>> BEGIN Materials provided
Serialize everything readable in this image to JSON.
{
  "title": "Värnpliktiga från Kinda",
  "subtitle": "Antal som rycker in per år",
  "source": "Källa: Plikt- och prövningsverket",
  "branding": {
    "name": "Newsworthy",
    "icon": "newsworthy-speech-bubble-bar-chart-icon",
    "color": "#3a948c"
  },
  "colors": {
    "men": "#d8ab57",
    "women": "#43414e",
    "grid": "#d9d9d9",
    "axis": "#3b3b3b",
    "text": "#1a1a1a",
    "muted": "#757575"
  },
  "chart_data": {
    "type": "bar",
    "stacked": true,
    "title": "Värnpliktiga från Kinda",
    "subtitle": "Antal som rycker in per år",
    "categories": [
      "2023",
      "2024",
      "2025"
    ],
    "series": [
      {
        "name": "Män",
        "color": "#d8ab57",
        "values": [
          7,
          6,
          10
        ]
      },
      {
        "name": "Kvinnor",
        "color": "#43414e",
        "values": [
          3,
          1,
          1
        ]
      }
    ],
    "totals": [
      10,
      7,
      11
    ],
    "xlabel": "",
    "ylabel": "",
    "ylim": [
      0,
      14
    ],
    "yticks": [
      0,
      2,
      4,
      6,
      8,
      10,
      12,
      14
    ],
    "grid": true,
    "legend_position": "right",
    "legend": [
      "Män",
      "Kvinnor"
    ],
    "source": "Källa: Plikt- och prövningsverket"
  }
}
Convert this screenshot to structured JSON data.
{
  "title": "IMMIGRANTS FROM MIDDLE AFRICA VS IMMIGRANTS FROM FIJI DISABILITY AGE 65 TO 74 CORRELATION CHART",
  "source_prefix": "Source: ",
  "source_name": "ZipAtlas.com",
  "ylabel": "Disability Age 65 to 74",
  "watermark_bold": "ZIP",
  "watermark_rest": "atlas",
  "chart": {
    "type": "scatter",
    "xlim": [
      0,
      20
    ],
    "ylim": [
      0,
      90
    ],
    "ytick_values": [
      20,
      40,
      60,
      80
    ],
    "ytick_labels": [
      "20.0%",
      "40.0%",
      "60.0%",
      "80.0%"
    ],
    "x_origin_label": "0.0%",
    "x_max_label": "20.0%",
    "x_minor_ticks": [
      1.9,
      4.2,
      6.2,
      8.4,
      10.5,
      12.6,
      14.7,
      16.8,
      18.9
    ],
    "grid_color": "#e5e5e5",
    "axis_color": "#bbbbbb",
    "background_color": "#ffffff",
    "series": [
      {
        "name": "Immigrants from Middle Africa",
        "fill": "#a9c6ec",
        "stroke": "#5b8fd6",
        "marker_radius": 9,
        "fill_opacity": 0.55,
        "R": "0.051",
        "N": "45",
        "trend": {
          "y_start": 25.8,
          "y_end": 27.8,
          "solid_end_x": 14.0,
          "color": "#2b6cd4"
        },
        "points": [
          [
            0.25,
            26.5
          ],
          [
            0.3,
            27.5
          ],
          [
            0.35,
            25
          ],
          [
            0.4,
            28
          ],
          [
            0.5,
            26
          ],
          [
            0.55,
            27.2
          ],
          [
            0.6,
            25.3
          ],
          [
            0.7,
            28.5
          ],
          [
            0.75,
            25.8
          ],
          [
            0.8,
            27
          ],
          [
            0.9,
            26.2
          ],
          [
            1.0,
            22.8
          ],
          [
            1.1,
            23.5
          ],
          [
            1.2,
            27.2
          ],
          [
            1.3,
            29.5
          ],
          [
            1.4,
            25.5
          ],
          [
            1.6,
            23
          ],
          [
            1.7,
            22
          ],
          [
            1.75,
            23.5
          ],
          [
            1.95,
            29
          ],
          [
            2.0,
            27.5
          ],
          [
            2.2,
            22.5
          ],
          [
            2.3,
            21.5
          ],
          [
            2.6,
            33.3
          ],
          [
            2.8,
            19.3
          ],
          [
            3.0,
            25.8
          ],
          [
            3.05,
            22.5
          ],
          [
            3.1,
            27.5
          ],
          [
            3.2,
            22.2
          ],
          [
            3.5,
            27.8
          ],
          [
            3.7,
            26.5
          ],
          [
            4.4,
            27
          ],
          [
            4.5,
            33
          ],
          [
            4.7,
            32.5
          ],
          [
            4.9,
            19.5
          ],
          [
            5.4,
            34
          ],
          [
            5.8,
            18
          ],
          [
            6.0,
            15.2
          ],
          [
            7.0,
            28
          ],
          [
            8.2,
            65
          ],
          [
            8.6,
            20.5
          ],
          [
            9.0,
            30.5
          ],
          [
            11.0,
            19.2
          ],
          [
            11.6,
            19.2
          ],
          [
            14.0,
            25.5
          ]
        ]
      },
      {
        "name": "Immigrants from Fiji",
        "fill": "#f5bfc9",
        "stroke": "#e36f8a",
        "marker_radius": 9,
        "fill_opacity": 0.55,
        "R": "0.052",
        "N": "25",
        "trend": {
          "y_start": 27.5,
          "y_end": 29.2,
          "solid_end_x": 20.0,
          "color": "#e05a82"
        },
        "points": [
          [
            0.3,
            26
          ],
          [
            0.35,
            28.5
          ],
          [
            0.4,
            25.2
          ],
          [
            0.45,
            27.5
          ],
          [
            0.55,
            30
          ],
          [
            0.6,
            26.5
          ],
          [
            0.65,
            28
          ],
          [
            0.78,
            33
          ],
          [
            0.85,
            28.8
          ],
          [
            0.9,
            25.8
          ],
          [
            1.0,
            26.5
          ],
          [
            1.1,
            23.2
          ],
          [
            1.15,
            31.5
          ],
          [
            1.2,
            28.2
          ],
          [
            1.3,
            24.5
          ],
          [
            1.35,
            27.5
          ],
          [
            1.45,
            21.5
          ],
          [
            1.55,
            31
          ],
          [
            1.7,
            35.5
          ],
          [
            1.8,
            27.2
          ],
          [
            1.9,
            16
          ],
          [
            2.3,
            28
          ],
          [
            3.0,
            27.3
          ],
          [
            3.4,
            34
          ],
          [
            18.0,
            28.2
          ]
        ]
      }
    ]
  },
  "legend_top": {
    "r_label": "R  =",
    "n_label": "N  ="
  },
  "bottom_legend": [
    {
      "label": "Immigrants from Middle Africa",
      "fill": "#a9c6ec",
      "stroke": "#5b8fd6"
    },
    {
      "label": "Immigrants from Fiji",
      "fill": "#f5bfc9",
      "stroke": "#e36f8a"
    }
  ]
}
>> END Materials provided
■ **Short task**:
Gather every line from the listing above in which the word "this" appears.

■ **Answer for the task**:
Serialize everything readable in this image to JSON.
Convert this screenshot to structured JSON data.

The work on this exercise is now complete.